§ **WHAT IS ASKED**
Output all lines exactly, with nothing added or dropped.
** START OF RECORDS PROVIDED **
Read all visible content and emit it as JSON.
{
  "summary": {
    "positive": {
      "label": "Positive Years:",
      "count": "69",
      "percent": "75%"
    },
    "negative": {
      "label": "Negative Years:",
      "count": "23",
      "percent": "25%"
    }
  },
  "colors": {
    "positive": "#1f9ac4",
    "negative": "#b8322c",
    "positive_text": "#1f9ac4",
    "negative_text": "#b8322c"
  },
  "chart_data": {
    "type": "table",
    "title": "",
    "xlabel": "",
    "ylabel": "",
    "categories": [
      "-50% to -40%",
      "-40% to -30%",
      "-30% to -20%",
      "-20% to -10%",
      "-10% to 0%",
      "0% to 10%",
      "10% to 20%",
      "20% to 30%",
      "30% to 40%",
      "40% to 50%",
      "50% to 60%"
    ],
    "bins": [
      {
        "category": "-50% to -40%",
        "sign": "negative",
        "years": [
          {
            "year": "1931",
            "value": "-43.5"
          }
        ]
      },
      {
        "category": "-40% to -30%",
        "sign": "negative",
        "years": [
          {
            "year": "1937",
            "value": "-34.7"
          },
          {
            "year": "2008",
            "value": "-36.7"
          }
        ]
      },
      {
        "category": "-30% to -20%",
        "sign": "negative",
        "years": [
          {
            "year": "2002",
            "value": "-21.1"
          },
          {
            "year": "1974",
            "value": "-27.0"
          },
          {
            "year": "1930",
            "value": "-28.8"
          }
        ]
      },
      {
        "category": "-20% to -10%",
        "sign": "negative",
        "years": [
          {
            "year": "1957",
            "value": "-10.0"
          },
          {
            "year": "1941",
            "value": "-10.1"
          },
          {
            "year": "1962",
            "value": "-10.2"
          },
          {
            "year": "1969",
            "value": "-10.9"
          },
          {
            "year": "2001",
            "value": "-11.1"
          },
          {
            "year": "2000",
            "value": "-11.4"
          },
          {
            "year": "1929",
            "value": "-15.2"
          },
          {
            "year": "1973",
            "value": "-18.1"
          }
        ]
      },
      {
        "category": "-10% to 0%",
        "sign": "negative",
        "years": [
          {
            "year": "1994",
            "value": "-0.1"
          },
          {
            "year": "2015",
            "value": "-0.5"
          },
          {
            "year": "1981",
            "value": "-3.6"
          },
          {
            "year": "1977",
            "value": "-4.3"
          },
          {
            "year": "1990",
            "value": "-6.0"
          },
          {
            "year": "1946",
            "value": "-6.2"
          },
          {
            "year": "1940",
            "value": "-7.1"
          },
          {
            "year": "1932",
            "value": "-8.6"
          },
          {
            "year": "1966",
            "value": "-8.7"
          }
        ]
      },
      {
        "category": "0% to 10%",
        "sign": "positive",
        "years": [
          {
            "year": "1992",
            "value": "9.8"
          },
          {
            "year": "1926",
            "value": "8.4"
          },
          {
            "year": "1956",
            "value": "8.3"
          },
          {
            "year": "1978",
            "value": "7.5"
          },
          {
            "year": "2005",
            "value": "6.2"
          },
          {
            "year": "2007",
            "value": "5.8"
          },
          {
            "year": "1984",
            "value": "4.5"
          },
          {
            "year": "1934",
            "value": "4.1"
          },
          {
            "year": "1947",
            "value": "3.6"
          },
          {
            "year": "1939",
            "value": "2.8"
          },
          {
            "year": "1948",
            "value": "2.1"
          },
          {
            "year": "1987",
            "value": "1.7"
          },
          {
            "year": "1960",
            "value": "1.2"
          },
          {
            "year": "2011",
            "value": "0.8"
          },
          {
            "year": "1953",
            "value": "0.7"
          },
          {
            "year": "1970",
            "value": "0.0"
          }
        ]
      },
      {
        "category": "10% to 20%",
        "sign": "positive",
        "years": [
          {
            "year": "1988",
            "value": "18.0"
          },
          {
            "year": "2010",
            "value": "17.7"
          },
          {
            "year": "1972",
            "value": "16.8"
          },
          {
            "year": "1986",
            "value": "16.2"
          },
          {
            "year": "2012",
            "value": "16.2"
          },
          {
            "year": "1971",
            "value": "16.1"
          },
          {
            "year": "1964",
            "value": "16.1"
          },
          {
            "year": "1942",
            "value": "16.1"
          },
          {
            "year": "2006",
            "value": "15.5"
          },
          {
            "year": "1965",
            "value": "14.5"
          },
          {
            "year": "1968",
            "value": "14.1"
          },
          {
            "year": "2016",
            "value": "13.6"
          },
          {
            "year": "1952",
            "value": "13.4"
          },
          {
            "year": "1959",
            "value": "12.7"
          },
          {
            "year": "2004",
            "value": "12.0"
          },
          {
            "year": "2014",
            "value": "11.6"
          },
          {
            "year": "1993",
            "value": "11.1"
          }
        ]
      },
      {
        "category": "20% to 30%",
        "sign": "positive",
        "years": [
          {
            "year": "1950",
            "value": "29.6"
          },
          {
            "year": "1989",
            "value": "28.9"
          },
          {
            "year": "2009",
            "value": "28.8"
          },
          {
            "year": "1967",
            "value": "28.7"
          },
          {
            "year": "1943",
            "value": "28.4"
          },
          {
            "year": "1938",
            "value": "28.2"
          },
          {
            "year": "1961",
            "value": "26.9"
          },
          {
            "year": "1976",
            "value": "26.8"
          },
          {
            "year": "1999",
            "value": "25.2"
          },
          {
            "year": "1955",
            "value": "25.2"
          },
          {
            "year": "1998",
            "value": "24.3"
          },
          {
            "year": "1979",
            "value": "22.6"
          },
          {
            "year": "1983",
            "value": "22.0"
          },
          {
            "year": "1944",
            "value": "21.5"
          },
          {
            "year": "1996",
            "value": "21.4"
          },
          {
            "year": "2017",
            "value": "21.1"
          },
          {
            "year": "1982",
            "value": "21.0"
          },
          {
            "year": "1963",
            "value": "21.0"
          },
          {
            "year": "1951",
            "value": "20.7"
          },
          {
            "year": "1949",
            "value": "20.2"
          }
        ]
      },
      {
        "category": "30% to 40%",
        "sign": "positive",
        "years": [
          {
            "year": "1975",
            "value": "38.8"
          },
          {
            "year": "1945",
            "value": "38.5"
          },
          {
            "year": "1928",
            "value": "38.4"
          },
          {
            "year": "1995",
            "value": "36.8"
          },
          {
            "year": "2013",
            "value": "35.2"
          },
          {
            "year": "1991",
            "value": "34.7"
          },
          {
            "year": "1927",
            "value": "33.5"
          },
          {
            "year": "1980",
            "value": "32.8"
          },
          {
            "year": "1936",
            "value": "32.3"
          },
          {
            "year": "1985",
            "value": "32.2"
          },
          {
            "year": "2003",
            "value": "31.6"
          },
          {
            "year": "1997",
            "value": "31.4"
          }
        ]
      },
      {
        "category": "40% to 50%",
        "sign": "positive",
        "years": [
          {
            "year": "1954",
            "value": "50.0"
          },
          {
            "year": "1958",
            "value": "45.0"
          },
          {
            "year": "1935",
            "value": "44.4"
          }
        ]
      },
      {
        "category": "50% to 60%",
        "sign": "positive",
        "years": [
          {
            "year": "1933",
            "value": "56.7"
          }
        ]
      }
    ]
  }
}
** END OF RECORDS PROVIDED **
§ **WRITTEN REPLY**
Read all visible content and emit it as JSON.
{
  "summary": {
    "positive": {
      "label": "Positive Years:",
      "count": "69",
      "percent": "75%"
    },
    "negative": {
      "label": "Negative Years:",
      "count": "23",
      "percent": "25%"
    }
  },
  "colors": {
    "positive": "#1f9ac4",
    "negative": "#b8322c",
    "positive_text": "#1f9ac4",
    "negative_text": "#b8322c"
  },
  "chart_data": {
    "type": "table",
    "title": "",
    "xlabel": "",
    "ylabel": "",
    "categories": [
      "-50% to -40%",
      "-40% to -30%",
      "-30% to -20%",
      "-20% to -10%",
      "-10% to 0%",
      "0% to 10%",
      "10% to 20%",
      "20% to 30%",
      "30% to 40%",
      "40% to 50%",
      "50% to 60%"
    ],
    "bins": [
      {
        "category": "-50% to -40%",
        "sign": "negative",
        "years": [
          {
            "year": "1931",
            "value": "-43.5"
          }
        ]
      },
      {
        "category": "-40% to -30%",
        "sign": "negative",
        "years": [
          {
            "year": "1937",
            "value": "-34.7"
          },
          {
            "year": "2008",
            "value": "-36.7"
          }
        ]
      },
      {
        "category": "-30% to -20%",
        "sign": "negative",
        "years": [
          {
            "year": "2002",
            "value": "-21.1"
          },
          {
            "year": "1974",
            "value": "-27.0"
          },
          {
            "year": "1930",
            "value": "-28.8"
          }
        ]
      },
      {
        "category": "-20% to -10%",
        "sign": "negative",
        "years": [
          {
            "year": "1957",
            "value": "-10.0"
          },
          {
            "year": "1941",
            "value": "-10.1"
          },
          {
            "year": "1962",
            "value": "-10.2"
          },
          {
            "year": "1969",
            "value": "-10.9"
          },
          {
            "year": "2001",
            "value": "-11.1"
          },
          {
            "year": "2000",
            "value": "-11.4"
          },
          {
            "year": "1929",
            "value": "-15.2"
          },
          {
            "year": "1973",
            "value": "-18.1"
          }
        ]
      },
      {
        "category": "-10% to 0%",
        "sign": "negative",
        "years": [
          {
            "year": "1994",
            "value": "-0.1"
          },
          {
            "year": "2015",
            "value": "-0.5"
          },
          {
            "year": "1981",
            "value": "-3.6"
          },
          {
            "year": "1977",
            "value": "-4.3"
          },
          {
            "year": "1990",
            "value": "-6.0"
          },
          {
            "year": "1946",
            "value": "-6.2"
          },
          {
            "year": "1940",
            "value": "-7.1"
          },
          {
            "year": "1932",
            "value": "-8.6"
          },
          {
            "year": "1966",
            "value": "-8.7"
          }
        ]
      },
      {
        "category": "0% to 10%",
        "sign": "positive",
        "years": [
          {
            "year": "1992",
            "value": "9.8"
          },
          {
            "year": "1926",
            "value": "8.4"
          },
          {
            "year": "1956",
            "value": "8.3"
          },
          {
            "year": "1978",
            "value": "7.5"
          },
          {
            "year": "2005",
            "value": "6.2"
          },
          {
            "year": "2007",
            "value": "5.8"
          },
          {
            "year": "1984",
            "value": "4.5"
          },
          {
            "year": "1934",
            "value": "4.1"
          },
          {
            "year": "1947",
            "value": "3.6"
          },
          {
            "year": "1939",
            "value": "2.8"
          },
          {
            "year": "1948",
            "value": "2.1"
          },
          {
            "year": "1987",
            "value": "1.7"
          },
          {
            "year": "1960",
            "value": "1.2"
          },
          {
            "year": "2011",
            "value": "0.8"
          },
          {
            "year": "1953",
            "value": "0.7"
          },
          {
            "year": "1970",
            "value": "0.0"
          }
        ]
      },
      {
        "category": "10% to 20%",
        "sign": "positive",
        "years": [
          {
            "year": "1988",
            "value": "18.0"
          },
          {
            "year": "2010",
            "value": "17.7"
          },
          {
            "year": "1972",
            "value": "16.8"
          },
          {
            "year": "1986",
            "value": "16.2"
          },
          {
            "year": "2012",
            "value": "16.2"
          },
          {
            "year": "1971",
            "value": "16.1"
          },
          {
            "year": "1964",
            "value": "16.1"
          },
          {
            "year": "1942",
            "value": "16.1"
          },
          {
            "year": "2006",
            "value": "15.5"
          },
          {
            "year": "1965",
            "value": "14.5"
          },
          {
            "year": "1968",
            "value": "14.1"
          },
          {
            "year": "2016",
            "value": "13.6"
          },
          {
            "year": "1952",
            "value": "13.4"
          },
          {
            "year": "1959",
            "value": "12.7"
          },
          {
            "year": "2004",
            "value": "12.0"
          },
          {
            "year": "2014",
            "value": "11.6"
          },
          {
            "year": "1993",
            "value": "11.1"
          }
        ]
      },
      {
        "category": "20% to 30%",
        "sign": "positive",
        "years": [
          {
            "year": "1950",
            "value": "29.6"
          },
          {
            "year": "1989",
            "value": "28.9"
          },
          {
            "year": "2009",
            "value": "28.8"
          },
          {
            "year": "1967",
            "value": "28.7"
          },
          {
            "year": "1943",
            "value": "28.4"
          },
          {
            "year": "1938",
            "value": "28.2"
          },
          {
            "year": "1961",
            "value": "26.9"
          },
          {
            "year": "1976",
            "value": "26.8"
          },
          {
            "year": "1999",
            "value": "25.2"
          },
          {
            "year": "1955",
            "value": "25.2"
          },
          {
            "year": "1998",
            "value": "24.3"
          },
          {
            "year": "1979",
            "value": "22.6"
          },
          {
            "year": "1983",
            "value": "22.0"
          },
          {
            "year": "1944",
            "value": "21.5"
          },
          {
            "year": "1996",
            "value": "21.4"
          },
          {
            "year": "2017",
            "value": "21.1"
          },
          {
            "year": "1982",
            "value": "21.0"
          },
          {
            "year": "1963",
            "value": "21.0"
          },
          {
            "year": "1951",
            "value": "20.7"
          },
          {
            "year": "1949",
            "value": "20.2"
          }
        ]
      },
      {
        "category": "30% to 40%",
        "sign": "positive",
        "years": [
          {
            "year": "1975",
            "value": "38.8"
          },
          {
            "year": "1945",
            "value": "38.5"
          },
          {
            "year": "1928",
            "value": "38.4"
          },
          {
            "year": "1995",
            "value": "36.8"
          },
          {
            "year": "2013",
            "value": "35.2"
          },
          {
            "year": "1991",
            "value": "34.7"
          },
          {
            "year": "1927",
            "value": "33.5"
          },
          {
            "year": "1980",
            "value": "32.8"
          },
          {
            "year": "1936",
            "value": "32.3"
          },
          {
            "year": "1985",
            "value": "32.2"
          },
          {
            "year": "2003",
            "value": "31.6"
          },
          {
            "year": "1997",
            "value": "31.4"
          }
        ]
      },
      {
        "category": "40% to 50%",
        "sign": "positive",
        "years": [
          {
            "year": "1954",
            "value": "50.0"
          },
          {
            "year": "1958",
            "value": "45.0"
          },
          {
            "year": "1935",
            "value": "44.4"
          }
        ]
      },
      {
        "category": "50% to 60%",
        "sign": "positive",
        "years": [
          {
            "year": "1933",
            "value": "56.7"
          }
        ]
      }
    ]
  }
}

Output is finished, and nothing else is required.